[Excerpt from a dataset]
******
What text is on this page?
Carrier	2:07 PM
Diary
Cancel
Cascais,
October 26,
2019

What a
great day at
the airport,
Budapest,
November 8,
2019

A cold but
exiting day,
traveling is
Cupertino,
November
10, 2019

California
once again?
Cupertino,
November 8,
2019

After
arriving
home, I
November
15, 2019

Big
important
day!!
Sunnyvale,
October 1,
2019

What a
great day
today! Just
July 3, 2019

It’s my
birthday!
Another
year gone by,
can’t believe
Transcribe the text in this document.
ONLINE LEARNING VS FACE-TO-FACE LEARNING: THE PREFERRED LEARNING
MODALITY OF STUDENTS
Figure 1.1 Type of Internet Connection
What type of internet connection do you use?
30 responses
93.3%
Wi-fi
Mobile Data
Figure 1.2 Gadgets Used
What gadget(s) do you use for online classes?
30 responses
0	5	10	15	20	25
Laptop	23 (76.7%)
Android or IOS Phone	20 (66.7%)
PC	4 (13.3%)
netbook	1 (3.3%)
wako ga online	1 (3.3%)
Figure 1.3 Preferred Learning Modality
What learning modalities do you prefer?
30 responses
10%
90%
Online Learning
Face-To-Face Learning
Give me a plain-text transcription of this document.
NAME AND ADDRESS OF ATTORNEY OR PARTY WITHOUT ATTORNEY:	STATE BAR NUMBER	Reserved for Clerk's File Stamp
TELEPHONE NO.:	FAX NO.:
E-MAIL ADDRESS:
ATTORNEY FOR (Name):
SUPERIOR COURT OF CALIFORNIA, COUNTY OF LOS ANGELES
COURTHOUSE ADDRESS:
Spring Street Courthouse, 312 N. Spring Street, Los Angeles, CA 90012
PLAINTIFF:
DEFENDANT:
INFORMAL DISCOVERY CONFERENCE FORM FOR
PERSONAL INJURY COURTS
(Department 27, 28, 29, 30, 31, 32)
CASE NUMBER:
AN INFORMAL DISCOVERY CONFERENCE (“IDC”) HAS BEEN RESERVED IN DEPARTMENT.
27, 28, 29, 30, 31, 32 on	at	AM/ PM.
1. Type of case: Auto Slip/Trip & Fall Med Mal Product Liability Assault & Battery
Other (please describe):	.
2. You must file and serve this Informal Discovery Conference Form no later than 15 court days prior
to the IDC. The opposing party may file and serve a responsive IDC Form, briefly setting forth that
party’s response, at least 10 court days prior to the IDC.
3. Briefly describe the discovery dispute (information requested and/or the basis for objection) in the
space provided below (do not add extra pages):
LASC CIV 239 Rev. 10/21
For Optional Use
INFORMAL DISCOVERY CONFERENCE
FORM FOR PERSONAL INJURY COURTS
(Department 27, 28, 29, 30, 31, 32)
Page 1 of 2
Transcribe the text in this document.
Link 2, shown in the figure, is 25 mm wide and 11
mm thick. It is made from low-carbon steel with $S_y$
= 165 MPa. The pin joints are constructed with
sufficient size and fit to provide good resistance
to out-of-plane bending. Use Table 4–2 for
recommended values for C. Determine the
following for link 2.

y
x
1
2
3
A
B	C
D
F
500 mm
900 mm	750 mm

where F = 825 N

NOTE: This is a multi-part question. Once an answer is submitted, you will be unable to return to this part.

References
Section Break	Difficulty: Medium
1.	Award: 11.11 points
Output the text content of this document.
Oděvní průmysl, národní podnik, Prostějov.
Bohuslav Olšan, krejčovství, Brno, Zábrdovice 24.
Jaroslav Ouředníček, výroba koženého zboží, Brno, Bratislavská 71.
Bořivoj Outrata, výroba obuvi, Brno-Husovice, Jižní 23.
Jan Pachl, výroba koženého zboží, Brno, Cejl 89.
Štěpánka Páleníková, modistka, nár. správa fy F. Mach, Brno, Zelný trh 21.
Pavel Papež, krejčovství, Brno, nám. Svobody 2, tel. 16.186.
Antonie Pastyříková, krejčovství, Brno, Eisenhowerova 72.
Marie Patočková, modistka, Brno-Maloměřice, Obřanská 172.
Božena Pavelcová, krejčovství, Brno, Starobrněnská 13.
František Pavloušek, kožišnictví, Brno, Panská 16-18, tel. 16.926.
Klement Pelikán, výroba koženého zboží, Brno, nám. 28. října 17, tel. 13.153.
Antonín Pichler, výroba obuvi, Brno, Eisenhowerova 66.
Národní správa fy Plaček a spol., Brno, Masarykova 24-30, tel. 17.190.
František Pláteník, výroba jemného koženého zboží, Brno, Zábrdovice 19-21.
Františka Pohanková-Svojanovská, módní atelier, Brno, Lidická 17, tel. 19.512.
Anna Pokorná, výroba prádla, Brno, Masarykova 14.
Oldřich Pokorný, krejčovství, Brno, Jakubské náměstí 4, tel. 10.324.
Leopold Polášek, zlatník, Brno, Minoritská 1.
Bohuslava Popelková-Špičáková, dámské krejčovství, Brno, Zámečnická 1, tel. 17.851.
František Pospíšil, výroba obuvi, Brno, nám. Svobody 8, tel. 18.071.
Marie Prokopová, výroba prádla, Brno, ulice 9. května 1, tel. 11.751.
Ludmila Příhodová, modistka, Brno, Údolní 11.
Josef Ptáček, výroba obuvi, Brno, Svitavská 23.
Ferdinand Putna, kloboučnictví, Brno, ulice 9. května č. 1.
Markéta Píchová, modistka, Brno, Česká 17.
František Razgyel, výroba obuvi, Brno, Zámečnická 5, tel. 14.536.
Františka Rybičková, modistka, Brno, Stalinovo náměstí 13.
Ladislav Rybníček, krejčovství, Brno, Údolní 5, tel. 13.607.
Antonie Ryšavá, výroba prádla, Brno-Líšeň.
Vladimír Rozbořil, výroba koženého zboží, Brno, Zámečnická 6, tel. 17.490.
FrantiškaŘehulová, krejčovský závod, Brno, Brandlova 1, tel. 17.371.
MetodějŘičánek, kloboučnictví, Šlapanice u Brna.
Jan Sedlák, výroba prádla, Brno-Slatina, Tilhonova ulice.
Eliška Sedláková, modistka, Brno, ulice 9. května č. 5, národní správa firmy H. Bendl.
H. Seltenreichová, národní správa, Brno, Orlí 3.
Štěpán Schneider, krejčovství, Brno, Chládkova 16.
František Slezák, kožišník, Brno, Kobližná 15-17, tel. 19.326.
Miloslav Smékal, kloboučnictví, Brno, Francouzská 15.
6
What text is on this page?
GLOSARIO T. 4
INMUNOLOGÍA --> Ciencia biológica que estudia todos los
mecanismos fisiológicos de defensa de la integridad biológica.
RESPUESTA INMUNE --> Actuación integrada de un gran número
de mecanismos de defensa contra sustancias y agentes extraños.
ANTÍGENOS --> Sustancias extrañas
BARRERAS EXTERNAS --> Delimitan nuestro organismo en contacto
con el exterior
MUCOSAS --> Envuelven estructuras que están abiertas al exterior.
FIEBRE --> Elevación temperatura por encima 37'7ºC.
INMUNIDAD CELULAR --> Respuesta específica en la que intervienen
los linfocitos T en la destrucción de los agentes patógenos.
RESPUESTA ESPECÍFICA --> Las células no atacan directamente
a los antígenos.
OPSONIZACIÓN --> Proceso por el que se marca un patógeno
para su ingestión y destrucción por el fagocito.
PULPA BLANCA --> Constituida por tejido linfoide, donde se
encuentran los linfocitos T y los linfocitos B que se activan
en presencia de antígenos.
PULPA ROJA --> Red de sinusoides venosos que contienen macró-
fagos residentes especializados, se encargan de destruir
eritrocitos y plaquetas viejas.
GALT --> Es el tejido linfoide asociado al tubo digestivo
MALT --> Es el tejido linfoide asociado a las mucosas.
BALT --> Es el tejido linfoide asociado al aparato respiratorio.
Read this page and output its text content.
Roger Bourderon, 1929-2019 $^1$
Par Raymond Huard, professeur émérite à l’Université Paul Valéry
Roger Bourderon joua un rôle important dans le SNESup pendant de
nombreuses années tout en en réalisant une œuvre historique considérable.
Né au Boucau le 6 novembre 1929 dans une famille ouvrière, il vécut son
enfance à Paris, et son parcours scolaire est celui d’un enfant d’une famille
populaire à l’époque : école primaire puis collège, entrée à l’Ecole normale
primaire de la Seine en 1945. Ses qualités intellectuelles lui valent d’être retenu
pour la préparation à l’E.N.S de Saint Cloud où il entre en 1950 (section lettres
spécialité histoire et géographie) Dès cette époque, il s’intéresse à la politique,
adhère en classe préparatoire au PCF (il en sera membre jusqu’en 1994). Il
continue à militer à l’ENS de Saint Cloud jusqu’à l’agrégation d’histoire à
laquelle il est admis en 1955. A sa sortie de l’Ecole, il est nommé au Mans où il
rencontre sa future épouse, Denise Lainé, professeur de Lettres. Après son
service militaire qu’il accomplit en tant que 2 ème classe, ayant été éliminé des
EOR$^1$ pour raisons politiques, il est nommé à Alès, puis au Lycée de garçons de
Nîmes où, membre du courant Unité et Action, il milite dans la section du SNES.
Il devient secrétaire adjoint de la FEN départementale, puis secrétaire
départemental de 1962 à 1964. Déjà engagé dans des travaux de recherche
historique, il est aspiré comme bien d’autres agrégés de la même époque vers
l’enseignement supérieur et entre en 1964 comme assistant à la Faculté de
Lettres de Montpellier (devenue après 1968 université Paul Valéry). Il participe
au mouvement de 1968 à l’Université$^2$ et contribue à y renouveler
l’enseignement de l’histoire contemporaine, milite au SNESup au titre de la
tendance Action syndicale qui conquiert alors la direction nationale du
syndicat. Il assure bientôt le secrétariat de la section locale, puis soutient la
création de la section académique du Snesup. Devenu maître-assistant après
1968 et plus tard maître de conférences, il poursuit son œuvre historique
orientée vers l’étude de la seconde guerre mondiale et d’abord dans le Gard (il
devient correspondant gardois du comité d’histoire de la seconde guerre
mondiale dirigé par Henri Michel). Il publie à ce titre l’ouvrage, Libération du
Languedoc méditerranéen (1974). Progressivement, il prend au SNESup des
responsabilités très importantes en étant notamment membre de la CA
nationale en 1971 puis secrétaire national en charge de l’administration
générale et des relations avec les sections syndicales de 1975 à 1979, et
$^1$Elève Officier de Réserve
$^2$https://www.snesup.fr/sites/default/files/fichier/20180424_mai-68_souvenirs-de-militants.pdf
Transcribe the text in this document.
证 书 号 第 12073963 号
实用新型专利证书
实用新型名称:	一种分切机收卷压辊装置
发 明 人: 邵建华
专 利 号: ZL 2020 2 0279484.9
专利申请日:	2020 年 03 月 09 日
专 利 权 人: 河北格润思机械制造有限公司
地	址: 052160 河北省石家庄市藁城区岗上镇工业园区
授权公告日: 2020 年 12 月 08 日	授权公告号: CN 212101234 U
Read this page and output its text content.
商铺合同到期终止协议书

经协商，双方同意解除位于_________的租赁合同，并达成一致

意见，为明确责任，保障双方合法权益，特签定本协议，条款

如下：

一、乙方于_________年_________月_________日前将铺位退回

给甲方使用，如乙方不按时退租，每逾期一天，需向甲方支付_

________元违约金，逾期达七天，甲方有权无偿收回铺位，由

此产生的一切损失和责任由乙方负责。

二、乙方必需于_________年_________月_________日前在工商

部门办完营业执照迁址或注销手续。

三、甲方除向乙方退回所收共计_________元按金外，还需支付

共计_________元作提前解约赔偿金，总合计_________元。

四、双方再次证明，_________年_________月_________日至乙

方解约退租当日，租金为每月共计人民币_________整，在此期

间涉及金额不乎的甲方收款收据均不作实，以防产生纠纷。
******
EXERCISE GOAL: Return each line of the listing that holds the string "krejčovství".

OUTPUT:
Bohuslav Olšan, krejčovství, Brno, Zábrdovice 24.
Pavel Papež, krejčovství, Brno, nám. Svobody 2, tel. 16.186.
Antonie Pastyříková, krejčovství, Brno, Eisenhowerova 72.
Božena Pavelcová, krejčovství, Brno, Starobrněnská 13.
Oldřich Pokorný, krejčovství, Brno, Jakubské náměstí 4, tel. 10.324.
Bohuslava Popelková-Špičáková, dámské krejčovství, Brno, Zámečnická 1, tel. 17.851.
Ladislav Rybníček, krejčovství, Brno, Údolní 5, tel. 13.607.
Štěpán Schneider, krejčovství, Brno, Chládkova 16.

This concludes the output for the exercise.